Description of the task:
Retype the data below without altering anything.
:: The input
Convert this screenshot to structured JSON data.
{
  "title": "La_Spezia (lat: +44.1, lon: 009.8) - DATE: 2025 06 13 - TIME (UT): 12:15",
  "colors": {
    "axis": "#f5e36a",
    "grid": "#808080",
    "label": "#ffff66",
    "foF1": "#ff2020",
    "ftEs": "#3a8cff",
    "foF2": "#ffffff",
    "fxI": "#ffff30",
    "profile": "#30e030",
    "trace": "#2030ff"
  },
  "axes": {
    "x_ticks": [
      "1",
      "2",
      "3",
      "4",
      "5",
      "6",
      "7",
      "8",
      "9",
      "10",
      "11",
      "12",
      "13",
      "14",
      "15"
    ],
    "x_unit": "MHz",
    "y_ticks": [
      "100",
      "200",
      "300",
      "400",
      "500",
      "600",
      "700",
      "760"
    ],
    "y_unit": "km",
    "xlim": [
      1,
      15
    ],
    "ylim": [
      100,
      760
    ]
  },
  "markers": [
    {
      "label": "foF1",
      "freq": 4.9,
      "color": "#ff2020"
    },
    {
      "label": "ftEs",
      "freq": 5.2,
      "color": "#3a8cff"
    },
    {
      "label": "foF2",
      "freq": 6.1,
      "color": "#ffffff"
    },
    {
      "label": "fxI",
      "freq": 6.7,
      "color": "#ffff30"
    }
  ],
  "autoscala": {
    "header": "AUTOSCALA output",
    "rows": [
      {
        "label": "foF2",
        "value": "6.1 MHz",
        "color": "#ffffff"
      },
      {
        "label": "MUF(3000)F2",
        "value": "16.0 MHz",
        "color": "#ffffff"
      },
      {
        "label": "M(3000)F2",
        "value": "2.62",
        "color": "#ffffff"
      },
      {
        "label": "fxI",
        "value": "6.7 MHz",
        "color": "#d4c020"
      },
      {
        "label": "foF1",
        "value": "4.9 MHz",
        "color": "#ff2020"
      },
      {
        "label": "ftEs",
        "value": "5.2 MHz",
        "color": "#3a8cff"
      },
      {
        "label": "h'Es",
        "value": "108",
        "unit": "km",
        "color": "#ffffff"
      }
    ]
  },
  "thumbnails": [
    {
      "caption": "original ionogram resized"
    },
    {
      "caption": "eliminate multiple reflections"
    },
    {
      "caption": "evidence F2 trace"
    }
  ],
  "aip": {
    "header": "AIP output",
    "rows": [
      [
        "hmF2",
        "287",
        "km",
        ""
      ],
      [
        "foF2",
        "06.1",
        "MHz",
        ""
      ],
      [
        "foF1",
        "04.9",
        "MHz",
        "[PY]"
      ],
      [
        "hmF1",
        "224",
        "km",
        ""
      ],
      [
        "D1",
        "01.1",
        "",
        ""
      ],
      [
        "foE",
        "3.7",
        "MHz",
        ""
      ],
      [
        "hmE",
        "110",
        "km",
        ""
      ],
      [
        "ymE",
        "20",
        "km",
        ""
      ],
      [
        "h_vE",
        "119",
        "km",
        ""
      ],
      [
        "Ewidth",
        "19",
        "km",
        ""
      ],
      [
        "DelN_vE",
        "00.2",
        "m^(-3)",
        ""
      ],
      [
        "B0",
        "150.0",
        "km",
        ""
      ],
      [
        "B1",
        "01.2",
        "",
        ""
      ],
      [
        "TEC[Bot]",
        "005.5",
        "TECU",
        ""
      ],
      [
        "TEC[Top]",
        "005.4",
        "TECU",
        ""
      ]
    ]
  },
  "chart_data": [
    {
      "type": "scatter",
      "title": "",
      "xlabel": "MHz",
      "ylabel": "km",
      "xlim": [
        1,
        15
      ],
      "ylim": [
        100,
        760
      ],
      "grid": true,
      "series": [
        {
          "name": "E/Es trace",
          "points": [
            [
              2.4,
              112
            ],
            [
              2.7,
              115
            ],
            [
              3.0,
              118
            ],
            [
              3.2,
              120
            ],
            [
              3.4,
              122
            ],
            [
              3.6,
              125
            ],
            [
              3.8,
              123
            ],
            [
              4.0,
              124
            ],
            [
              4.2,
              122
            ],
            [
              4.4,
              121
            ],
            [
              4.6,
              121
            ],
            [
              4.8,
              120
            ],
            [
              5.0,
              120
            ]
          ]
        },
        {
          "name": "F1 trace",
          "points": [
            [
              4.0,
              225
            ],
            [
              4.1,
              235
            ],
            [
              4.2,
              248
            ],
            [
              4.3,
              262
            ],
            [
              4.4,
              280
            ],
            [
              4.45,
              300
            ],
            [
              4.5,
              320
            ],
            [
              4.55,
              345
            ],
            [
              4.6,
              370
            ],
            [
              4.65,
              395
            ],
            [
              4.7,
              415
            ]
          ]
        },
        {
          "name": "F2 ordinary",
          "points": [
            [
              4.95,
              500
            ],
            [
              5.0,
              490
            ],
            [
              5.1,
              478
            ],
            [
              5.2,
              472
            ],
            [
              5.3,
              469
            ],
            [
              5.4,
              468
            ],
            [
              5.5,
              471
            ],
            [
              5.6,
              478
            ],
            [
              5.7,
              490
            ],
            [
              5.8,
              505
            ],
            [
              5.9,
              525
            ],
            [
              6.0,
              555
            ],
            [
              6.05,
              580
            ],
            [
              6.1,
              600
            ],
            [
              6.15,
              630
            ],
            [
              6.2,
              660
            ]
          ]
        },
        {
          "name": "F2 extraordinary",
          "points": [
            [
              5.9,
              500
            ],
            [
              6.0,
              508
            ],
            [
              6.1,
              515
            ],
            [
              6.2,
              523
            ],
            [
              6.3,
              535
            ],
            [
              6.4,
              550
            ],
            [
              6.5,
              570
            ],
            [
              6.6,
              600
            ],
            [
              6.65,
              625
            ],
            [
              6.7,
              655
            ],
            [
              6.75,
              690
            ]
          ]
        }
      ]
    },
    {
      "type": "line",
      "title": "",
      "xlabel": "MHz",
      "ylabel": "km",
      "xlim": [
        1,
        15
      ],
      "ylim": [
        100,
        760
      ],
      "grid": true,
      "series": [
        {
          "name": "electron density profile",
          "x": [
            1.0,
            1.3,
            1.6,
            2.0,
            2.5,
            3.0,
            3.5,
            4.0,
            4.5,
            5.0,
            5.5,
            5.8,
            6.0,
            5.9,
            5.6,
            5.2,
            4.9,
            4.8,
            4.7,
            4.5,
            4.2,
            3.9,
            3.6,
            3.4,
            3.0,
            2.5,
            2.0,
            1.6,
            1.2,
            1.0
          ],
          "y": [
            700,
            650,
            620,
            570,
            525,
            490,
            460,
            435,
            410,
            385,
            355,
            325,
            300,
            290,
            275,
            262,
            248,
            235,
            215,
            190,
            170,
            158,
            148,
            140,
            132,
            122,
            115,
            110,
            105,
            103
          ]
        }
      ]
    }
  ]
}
::::
Exercise result:
Convert this screenshot to structured JSON data.
{
  "title": "La_Spezia (lat: +44.1, lon: 009.8) - DATE: 2025 06 13 - TIME (UT): 12:15",
  "colors": {
    "axis": "#f5e36a",
    "grid": "#808080",
    "label": "#ffff66",
    "foF1": "#ff2020",
    "ftEs": "#3a8cff",
    "foF2": "#ffffff",
    "fxI": "#ffff30",
    "profile": "#30e030",
    "trace": "#2030ff"
  },
  "axes": {
    "x_ticks": [
      "1",
      "2",
      "3",
      "4",
      "5",
      "6",
      "7",
      "8",
      "9",
      "10",
      "11",
      "12",
      "13",
      "14",
      "15"
    ],
    "x_unit": "MHz",
    "y_ticks": [
      "100",
      "200",
      "300",
      "400",
      "500",
      "600",
      "700",
      "760"
    ],
    "y_unit": "km",
    "xlim": [
      1,
      15
    ],
    "ylim": [
      100,
      760
    ]
  },
  "markers": [
    {
      "label": "foF1",
      "freq": 4.9,
      "color": "#ff2020"
    },
    {
      "label": "ftEs",
      "freq": 5.2,
      "color": "#3a8cff"
    },
    {
      "label": "foF2",
      "freq": 6.1,
      "color": "#ffffff"
    },
    {
      "label": "fxI",
      "freq": 6.7,
      "color": "#ffff30"
    }
  ],
  "autoscala": {
    "header": "AUTOSCALA output",
    "rows": [
      {
        "label": "foF2",
        "value": "6.1 MHz",
        "color": "#ffffff"
      },
      {
        "label": "MUF(3000)F2",
        "value": "16.0 MHz",
        "color": "#ffffff"
      },
      {
        "label": "M(3000)F2",
        "value": "2.62",
        "color": "#ffffff"
      },
      {
        "label": "fxI",
        "value": "6.7 MHz",
        "color": "#d4c020"
      },
      {
        "label": "foF1",
        "value": "4.9 MHz",
        "color": "#ff2020"
      },
      {
        "label": "ftEs",
        "value": "5.2 MHz",
        "color": "#3a8cff"
      },
      {
        "label": "h'Es",
        "value": "108",
        "unit": "km",
        "color": "#ffffff"
      }
    ]
  },
  "thumbnails": [
    {
      "caption": "original ionogram resized"
    },
    {
      "caption": "eliminate multiple reflections"
    },
    {
      "caption": "evidence F2 trace"
    }
  ],
  "aip": {
    "header": "AIP output",
    "rows": [
      [
        "hmF2",
        "287",
        "km",
        ""
      ],
      [
        "foF2",
        "06.1",
        "MHz",
        ""
      ],
      [
        "foF1",
        "04.9",
        "MHz",
        "[PY]"
      ],
      [
        "hmF1",
        "224",
        "km",
        ""
      ],
      [
        "D1",
        "01.1",
        "",
        ""
      ],
      [
        "foE",
        "3.7",
        "MHz",
        ""
      ],
      [
        "hmE",
        "110",
        "km",
        ""
      ],
      [
        "ymE",
        "20",
        "km",
        ""
      ],
      [
        "h_vE",
        "119",
        "km",
        ""
      ],
      [
        "Ewidth",
        "19",
        "km",
        ""
      ],
      [
        "DelN_vE",
        "00.2",
        "m^(-3)",
        ""
      ],
      [
        "B0",
        "150.0",
        "km",
        ""
      ],
      [
        "B1",
        "01.2",
        "",
        ""
      ],
      [
        "TEC[Bot]",
        "005.5",
        "TECU",
        ""
      ],
      [
        "TEC[Top]",
        "005.4",
        "TECU",
        ""
      ]
    ]
  },
  "chart_data": [
    {
      "type": "scatter",
      "title": "",
      "xlabel": "MHz",
      "ylabel": "km",
      "xlim": [
        1,
        15
      ],
      "ylim": [
        100,
        760
      ],
      "grid": true,
      "series": [
        {
          "name": "E/Es trace",
          "points": [
            [
              2.4,
              112
            ],
            [
              2.7,
              115
            ],
            [
              3.0,
              118
            ],
            [
              3.2,
              120
            ],
            [
              3.4,
              122
            ],
            [
              3.6,
              125
            ],
            [
              3.8,
              123
            ],
            [
              4.0,
              124
            ],
            [
              4.2,
              122
            ],
            [
              4.4,
              121
            ],
            [
              4.6,
              121
            ],
            [
              4.8,
              120
            ],
            [
              5.0,
              120
            ]
          ]
        },
        {
          "name": "F1 trace",
          "points": [
            [
              4.0,
              225
            ],
            [
              4.1,
              235
            ],
            [
              4.2,
              248
            ],
            [
              4.3,
              262
            ],
            [
              4.4,
              280
            ],
            [
              4.45,
              300
            ],
            [
              4.5,
              320
            ],
            [
              4.55,
              345
            ],
            [
              4.6,
              370
            ],
            [
              4.65,
              395
            ],
            [
              4.7,
              415
            ]
          ]
        },
        {
          "name": "F2 ordinary",
          "points": [
            [
              4.95,
              500
            ],
            [
              5.0,
              490
            ],
            [
              5.1,
              478
            ],
            [
              5.2,
              472
            ],
            [
              5.3,
              469
            ],
            [
              5.4,
              468
            ],
            [
              5.5,
              471
            ],
            [
              5.6,
              478
            ],
            [
              5.7,
              490
            ],
            [
              5.8,
              505
            ],
            [
              5.9,
              525
            ],
            [
              6.0,
              555
            ],
            [
              6.05,
              580
            ],
            [
              6.1,
              600
            ],
            [
              6.15,
              630
            ],
            [
              6.2,
              660
            ]
          ]
        },
        {
          "name": "F2 extraordinary",
          "points": [
            [
              5.9,
              500
            ],
            [
              6.0,
              508
            ],
            [
              6.1,
              515
            ],
            [
              6.2,
              523
            ],
            [
              6.3,
              535
            ],
            [
              6.4,
              550
            ],
            [
              6.5,
              570
            ],
            [
              6.6,
              600
            ],
            [
              6.65,
              625
            ],
            [
              6.7,
              655
            ],
            [
              6.75,
              690
            ]
          ]
        }
      ]
    },
    {
      "type": "line",
      "title": "",
      "xlabel": "MHz",
      "ylabel": "km",
      "xlim": [
        1,
        15
      ],
      "ylim": [
        100,
        760
      ],
      "grid": true,
      "series": [
        {
          "name": "electron density profile",
          "x": [
            1.0,
            1.3,
            1.6,
            2.0,
            2.5,
            3.0,
            3.5,
            4.0,
            4.5,
            5.0,
            5.5,
            5.8,
            6.0,
            5.9,
            5.6,
            5.2,
            4.9,
            4.8,
            4.7,
            4.5,
            4.2,
            3.9,
            3.6,
            3.4,
            3.0,
            2.5,
            2.0,
            1.6,
            1.2,
            1.0
          ],
          "y": [
            700,
            650,
            620,
            570,
            525,
            490,
            460,
            435,
            410,
            385,
            355,
            325,
            300,
            290,
            275,
            262,
            248,
            235,
            215,
            190,
            170,
            158,
            148,
            140,
            132,
            122,
            115,
            110,
            105,
            103
          ]
        }
      ]
    }
  ]
}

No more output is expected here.